Data entries:

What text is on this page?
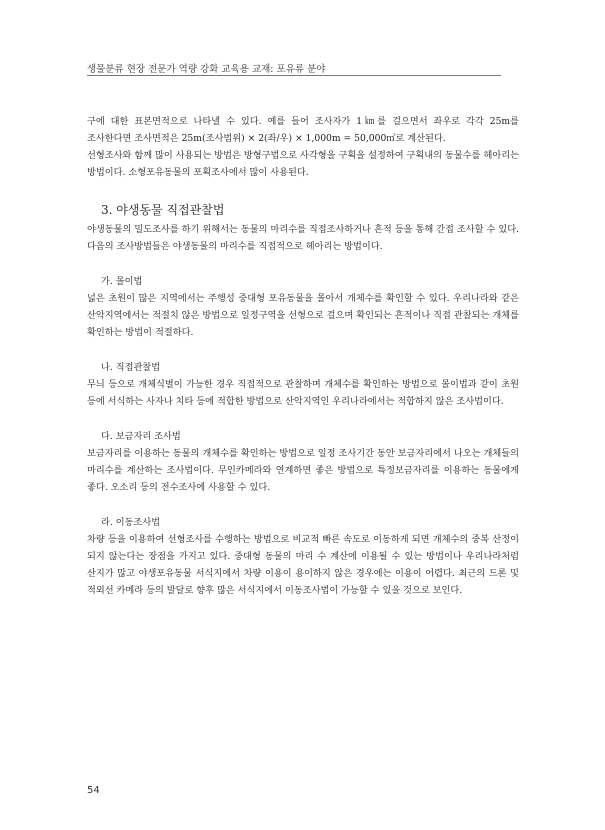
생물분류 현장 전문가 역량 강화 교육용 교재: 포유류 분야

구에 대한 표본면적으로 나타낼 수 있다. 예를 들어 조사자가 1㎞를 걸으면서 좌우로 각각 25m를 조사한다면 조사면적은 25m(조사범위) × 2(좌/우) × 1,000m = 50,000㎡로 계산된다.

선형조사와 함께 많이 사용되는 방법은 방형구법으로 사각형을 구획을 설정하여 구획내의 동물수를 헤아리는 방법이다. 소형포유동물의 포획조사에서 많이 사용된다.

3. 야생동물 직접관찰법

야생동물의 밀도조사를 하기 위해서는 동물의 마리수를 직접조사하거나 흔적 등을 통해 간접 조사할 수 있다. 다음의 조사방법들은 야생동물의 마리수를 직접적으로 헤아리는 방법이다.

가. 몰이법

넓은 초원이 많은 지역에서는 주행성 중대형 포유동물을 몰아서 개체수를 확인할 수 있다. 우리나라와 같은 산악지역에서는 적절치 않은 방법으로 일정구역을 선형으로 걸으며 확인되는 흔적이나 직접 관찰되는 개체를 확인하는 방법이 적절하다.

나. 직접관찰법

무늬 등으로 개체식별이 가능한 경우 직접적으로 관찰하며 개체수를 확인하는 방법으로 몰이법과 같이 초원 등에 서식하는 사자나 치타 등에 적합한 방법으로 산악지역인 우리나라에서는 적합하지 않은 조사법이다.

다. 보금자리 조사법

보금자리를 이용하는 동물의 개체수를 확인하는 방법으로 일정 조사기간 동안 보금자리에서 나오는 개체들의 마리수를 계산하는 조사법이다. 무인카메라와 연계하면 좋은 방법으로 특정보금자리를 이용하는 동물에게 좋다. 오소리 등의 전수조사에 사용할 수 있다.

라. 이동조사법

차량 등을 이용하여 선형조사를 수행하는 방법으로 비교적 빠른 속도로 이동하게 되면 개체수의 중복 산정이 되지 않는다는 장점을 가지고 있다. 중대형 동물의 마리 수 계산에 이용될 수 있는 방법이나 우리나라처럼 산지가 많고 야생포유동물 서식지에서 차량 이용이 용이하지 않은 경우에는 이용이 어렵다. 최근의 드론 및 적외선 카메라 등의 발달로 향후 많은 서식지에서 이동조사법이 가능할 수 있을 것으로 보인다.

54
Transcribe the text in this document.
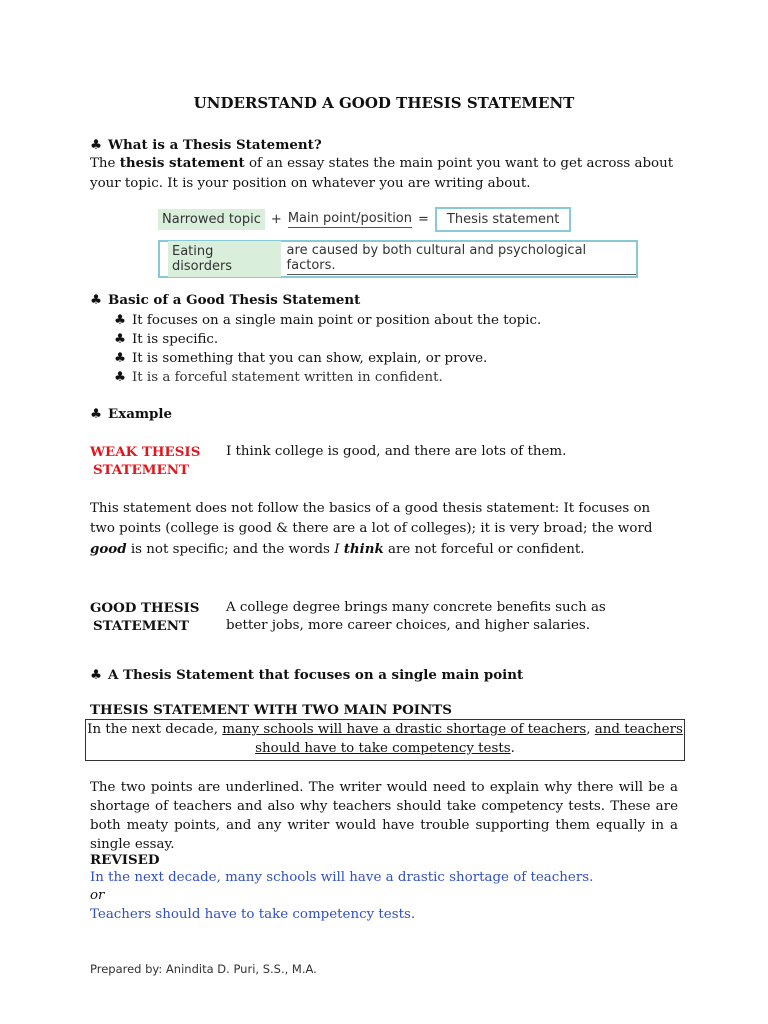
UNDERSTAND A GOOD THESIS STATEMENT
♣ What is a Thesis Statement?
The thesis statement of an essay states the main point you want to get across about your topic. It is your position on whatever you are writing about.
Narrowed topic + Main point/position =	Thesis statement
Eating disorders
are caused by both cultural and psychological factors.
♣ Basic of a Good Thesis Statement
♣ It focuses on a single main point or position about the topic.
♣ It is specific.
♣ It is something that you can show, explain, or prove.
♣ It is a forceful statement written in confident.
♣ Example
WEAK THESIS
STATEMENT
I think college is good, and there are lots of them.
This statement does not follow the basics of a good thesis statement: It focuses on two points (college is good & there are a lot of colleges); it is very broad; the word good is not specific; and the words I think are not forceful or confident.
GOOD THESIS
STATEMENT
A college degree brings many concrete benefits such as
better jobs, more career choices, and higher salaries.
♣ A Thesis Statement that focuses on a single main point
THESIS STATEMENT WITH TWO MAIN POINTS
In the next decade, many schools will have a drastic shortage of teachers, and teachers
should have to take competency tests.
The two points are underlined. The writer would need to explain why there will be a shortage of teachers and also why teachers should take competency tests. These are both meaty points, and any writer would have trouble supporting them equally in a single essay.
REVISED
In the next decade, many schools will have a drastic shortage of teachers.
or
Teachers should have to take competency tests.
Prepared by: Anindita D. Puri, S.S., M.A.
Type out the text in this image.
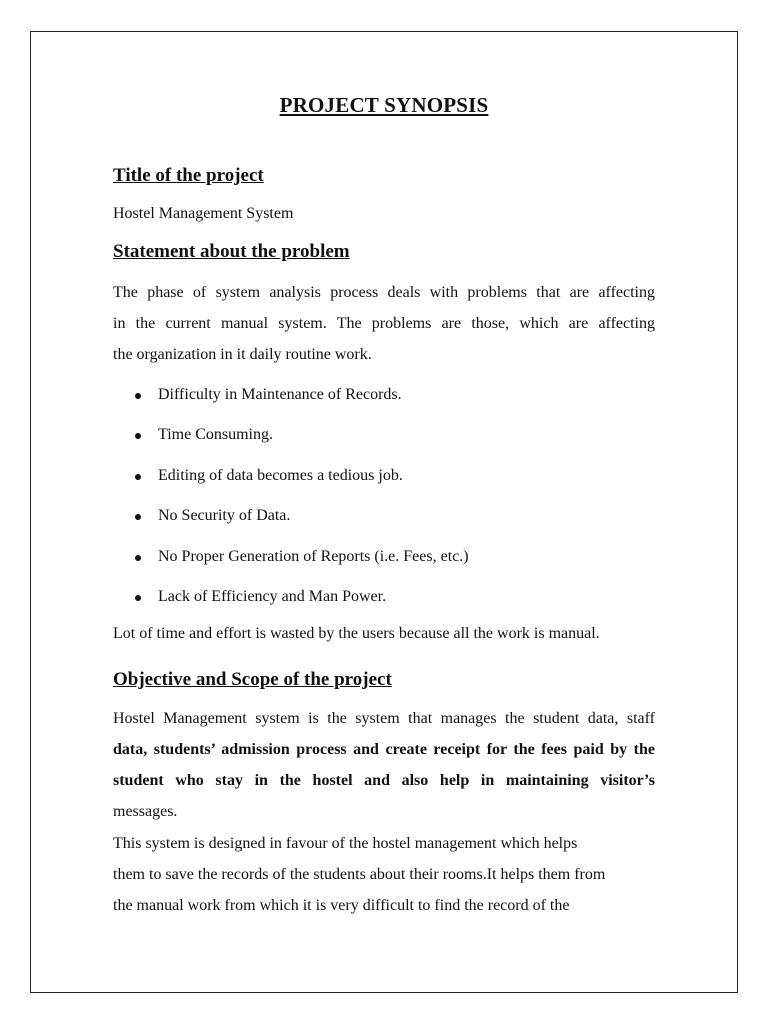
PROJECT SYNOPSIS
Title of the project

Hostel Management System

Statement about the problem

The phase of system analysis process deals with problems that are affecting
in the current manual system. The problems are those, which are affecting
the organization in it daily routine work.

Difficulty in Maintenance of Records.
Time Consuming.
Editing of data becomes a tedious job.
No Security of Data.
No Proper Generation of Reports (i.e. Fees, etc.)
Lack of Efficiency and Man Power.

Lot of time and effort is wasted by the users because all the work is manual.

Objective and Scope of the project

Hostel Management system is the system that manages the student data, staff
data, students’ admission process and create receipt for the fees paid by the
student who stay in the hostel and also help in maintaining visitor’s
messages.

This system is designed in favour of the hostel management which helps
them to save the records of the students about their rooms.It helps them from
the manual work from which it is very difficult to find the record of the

Job: Give all the lines above again, character for character, without pictures.

Reply:
What text is on this page?
생물분류 현장 전문가 역량 강화 교육용 교재: 포유류 분야

구에 대한 표본면적으로 나타낼 수 있다. 예를 들어 조사자가 1㎞를 걸으면서 좌우로 각각 25m를 조사한다면 조사면적은 25m(조사범위) × 2(좌/우) × 1,000m = 50,000㎡로 계산된다.

선형조사와 함께 많이 사용되는 방법은 방형구법으로 사각형을 구획을 설정하여 구획내의 동물수를 헤아리는 방법이다. 소형포유동물의 포획조사에서 많이 사용된다.

3. 야생동물 직접관찰법

야생동물의 밀도조사를 하기 위해서는 동물의 마리수를 직접조사하거나 흔적 등을 통해 간접 조사할 수 있다. 다음의 조사방법들은 야생동물의 마리수를 직접적으로 헤아리는 방법이다.

가. 몰이법

넓은 초원이 많은 지역에서는 주행성 중대형 포유동물을 몰아서 개체수를 확인할 수 있다. 우리나라와 같은 산악지역에서는 적절치 않은 방법으로 일정구역을 선형으로 걸으며 확인되는 흔적이나 직접 관찰되는 개체를 확인하는 방법이 적절하다.

나. 직접관찰법

무늬 등으로 개체식별이 가능한 경우 직접적으로 관찰하며 개체수를 확인하는 방법으로 몰이법과 같이 초원 등에 서식하는 사자나 치타 등에 적합한 방법으로 산악지역인 우리나라에서는 적합하지 않은 조사법이다.

다. 보금자리 조사법

보금자리를 이용하는 동물의 개체수를 확인하는 방법으로 일정 조사기간 동안 보금자리에서 나오는 개체들의 마리수를 계산하는 조사법이다. 무인카메라와 연계하면 좋은 방법으로 특정보금자리를 이용하는 동물에게 좋다. 오소리 등의 전수조사에 사용할 수 있다.

라. 이동조사법

차량 등을 이용하여 선형조사를 수행하는 방법으로 비교적 빠른 속도로 이동하게 되면 개체수의 중복 산정이 되지 않는다는 장점을 가지고 있다. 중대형 동물의 마리 수 계산에 이용될 수 있는 방법이나 우리나라처럼 산지가 많고 야생포유동물 서식지에서 차량 이용이 용이하지 않은 경우에는 이용이 어렵다. 최근의 드론 및 적외선 카메라 등의 발달로 향후 많은 서식지에서 이동조사법이 가능할 수 있을 것으로 보인다.

54
Transcribe the text in this document.
UNDERSTAND A GOOD THESIS STATEMENT
♣ What is a Thesis Statement?
The thesis statement of an essay states the main point you want to get across about your topic. It is your position on whatever you are writing about.
Narrowed topic + Main point/position =	Thesis statement
Eating disorders
are caused by both cultural and psychological factors.
♣ Basic of a Good Thesis Statement
♣ It focuses on a single main point or position about the topic.
♣ It is specific.
♣ It is something that you can show, explain, or prove.
♣ It is a forceful statement written in confident.
♣ Example
WEAK THESIS
STATEMENT
I think college is good, and there are lots of them.
This statement does not follow the basics of a good thesis statement: It focuses on two points (college is good & there are a lot of colleges); it is very broad; the word good is not specific; and the words I think are not forceful or confident.
GOOD THESIS
STATEMENT
A college degree brings many concrete benefits such as
better jobs, more career choices, and higher salaries.
♣ A Thesis Statement that focuses on a single main point
THESIS STATEMENT WITH TWO MAIN POINTS
In the next decade, many schools will have a drastic shortage of teachers, and teachers
should have to take competency tests.
The two points are underlined. The writer would need to explain why there will be a shortage of teachers and also why teachers should take competency tests. These are both meaty points, and any writer would have trouble supporting them equally in a single essay.
REVISED
In the next decade, many schools will have a drastic shortage of teachers.
or
Teachers should have to take competency tests.
Prepared by: Anindita D. Puri, S.S., M.A.
Type out the text in this image.
PROJECT SYNOPSIS
Title of the project

Hostel Management System

Statement about the problem

The phase of system analysis process deals with problems that are affecting
in the current manual system. The problems are those, which are affecting
the organization in it daily routine work.

Difficulty in Maintenance of Records.
Time Consuming.
Editing of data becomes a tedious job.
No Security of Data.
No Proper Generation of Reports (i.e. Fees, etc.)
Lack of Efficiency and Man Power.

Lot of time and effort is wasted by the users because all the work is manual.

Objective and Scope of the project

Hostel Management system is the system that manages the student data, staff
data, students’ admission process and create receipt for the fees paid by the
student who stay in the hostel and also help in maintaining visitor’s
messages.

This system is designed in favour of the hostel management which helps
them to save the records of the students about their rooms.It helps them from
the manual work from which it is very difficult to find the record of the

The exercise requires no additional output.